Records to use:
# # # # # # #

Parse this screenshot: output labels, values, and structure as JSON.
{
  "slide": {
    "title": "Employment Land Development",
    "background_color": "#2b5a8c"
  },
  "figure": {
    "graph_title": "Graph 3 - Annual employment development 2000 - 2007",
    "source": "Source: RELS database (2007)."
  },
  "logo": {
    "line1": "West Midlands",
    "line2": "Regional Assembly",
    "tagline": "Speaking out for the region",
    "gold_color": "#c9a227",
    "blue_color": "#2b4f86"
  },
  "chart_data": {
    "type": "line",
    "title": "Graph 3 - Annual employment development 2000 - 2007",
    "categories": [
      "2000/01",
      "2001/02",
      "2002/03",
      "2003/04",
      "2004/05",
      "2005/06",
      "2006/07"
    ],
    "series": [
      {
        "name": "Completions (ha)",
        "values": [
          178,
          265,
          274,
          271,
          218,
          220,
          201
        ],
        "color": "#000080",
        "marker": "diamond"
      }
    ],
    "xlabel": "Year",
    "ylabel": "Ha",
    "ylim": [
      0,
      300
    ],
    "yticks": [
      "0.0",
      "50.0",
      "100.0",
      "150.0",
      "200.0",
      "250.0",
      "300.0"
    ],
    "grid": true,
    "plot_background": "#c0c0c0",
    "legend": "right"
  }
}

# # # # # # #

Task details: Write out the full set of records exactly as given.

Answer for this exercise:
Parse this screenshot: output labels, values, and structure as JSON.
{
  "slide": {
    "title": "Employment Land Development",
    "background_color": "#2b5a8c"
  },
  "figure": {
    "graph_title": "Graph 3 - Annual employment development 2000 - 2007",
    "source": "Source: RELS database (2007)."
  },
  "logo": {
    "line1": "West Midlands",
    "line2": "Regional Assembly",
    "tagline": "Speaking out for the region",
    "gold_color": "#c9a227",
    "blue_color": "#2b4f86"
  },
  "chart_data": {
    "type": "line",
    "title": "Graph 3 - Annual employment development 2000 - 2007",
    "categories": [
      "2000/01",
      "2001/02",
      "2002/03",
      "2003/04",
      "2004/05",
      "2005/06",
      "2006/07"
    ],
    "series": [
      {
        "name": "Completions (ha)",
        "values": [
          178,
          265,
          274,
          271,
          218,
          220,
          201
        ],
        "color": "#000080",
        "marker": "diamond"
      }
    ],
    "xlabel": "Year",
    "ylabel": "Ha",
    "ylim": [
      0,
      300
    ],
    "yticks": [
      "0.0",
      "50.0",
      "100.0",
      "150.0",
      "200.0",
      "250.0",
      "300.0"
    ],
    "grid": true,
    "plot_background": "#c0c0c0",
    "legend": "right"
  }
}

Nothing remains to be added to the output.